Wherever the string "destination" occurs in a line of these records, report that line.

- _EXCERPTED DATA_
++++++
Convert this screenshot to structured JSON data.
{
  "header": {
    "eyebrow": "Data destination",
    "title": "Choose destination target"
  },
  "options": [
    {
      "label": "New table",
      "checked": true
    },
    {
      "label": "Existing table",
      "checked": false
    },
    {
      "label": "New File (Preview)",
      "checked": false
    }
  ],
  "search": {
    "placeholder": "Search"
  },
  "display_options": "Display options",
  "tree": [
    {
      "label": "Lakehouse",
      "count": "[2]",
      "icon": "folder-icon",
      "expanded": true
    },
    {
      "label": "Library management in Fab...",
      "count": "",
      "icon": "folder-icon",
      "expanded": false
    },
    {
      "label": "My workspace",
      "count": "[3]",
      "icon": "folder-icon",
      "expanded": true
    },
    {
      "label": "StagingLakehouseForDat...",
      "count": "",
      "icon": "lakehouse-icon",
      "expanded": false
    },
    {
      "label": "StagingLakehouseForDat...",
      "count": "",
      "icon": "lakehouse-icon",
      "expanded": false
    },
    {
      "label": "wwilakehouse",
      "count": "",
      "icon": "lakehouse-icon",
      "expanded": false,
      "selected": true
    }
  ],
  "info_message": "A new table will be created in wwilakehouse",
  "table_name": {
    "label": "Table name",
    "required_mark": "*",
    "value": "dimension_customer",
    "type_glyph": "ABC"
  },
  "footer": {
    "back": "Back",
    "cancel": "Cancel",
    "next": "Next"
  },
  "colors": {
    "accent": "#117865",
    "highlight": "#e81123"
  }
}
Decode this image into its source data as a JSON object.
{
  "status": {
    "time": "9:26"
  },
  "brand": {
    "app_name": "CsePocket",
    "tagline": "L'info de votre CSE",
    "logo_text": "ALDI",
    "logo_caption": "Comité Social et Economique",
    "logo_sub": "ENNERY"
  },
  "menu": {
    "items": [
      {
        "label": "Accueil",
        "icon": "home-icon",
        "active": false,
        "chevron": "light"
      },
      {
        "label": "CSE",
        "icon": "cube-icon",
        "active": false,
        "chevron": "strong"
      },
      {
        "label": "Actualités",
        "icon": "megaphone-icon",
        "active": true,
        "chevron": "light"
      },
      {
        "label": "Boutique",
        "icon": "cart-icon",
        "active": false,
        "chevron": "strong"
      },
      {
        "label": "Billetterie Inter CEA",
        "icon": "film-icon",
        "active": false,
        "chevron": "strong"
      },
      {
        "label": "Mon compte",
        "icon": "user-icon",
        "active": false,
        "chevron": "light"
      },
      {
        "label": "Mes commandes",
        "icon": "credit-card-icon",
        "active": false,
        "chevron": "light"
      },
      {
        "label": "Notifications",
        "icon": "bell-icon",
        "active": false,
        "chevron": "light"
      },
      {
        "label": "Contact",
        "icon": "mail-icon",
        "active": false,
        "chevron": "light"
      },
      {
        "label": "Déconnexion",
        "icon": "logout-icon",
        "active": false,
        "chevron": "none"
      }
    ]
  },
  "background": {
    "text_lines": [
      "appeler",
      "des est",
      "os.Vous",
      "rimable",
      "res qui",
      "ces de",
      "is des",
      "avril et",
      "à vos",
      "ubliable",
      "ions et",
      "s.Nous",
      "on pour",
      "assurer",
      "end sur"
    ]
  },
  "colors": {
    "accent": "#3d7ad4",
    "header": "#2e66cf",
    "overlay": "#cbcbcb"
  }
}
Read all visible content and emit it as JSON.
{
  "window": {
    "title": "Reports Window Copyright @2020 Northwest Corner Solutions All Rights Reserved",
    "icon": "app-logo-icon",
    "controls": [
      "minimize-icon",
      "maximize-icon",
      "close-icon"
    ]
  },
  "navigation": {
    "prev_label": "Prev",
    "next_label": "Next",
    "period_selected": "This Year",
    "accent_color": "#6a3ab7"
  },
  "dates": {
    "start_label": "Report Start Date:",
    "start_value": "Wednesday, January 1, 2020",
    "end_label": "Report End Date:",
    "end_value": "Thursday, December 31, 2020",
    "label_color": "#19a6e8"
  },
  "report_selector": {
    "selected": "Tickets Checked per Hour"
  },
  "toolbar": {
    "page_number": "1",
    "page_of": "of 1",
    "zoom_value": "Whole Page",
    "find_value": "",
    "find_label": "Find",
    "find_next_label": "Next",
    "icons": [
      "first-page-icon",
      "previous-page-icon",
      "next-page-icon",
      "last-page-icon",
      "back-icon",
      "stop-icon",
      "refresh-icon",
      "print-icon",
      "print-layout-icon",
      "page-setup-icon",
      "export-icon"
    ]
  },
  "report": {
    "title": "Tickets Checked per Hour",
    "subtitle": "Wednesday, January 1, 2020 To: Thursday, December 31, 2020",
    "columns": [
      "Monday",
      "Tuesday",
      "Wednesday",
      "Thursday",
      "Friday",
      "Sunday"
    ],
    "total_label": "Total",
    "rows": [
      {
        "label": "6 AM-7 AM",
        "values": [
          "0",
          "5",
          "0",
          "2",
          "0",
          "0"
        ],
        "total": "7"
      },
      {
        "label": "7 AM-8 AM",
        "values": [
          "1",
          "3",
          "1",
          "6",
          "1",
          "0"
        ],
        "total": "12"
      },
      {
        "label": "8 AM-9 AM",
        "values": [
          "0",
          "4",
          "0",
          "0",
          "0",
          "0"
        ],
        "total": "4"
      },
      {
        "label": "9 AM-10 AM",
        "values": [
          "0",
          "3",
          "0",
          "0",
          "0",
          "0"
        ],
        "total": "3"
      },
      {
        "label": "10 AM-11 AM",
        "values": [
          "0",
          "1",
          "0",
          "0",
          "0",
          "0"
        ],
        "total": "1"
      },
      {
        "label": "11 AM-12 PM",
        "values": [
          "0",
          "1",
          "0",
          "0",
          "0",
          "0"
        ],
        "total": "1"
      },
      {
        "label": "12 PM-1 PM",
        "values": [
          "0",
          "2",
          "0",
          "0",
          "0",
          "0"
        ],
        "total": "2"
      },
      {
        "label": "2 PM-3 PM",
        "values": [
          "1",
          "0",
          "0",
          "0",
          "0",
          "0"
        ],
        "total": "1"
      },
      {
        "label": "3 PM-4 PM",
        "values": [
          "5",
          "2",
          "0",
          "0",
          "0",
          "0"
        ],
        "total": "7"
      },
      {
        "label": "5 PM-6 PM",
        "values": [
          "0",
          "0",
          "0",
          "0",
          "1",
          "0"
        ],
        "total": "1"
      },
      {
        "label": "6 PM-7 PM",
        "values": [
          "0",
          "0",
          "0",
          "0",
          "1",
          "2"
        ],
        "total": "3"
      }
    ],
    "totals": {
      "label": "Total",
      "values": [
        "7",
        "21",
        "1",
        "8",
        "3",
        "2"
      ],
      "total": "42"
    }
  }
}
++++++
- _TASK OUTPUT_
    "eyebrow": "Data destination",
    "title": "Choose destination target"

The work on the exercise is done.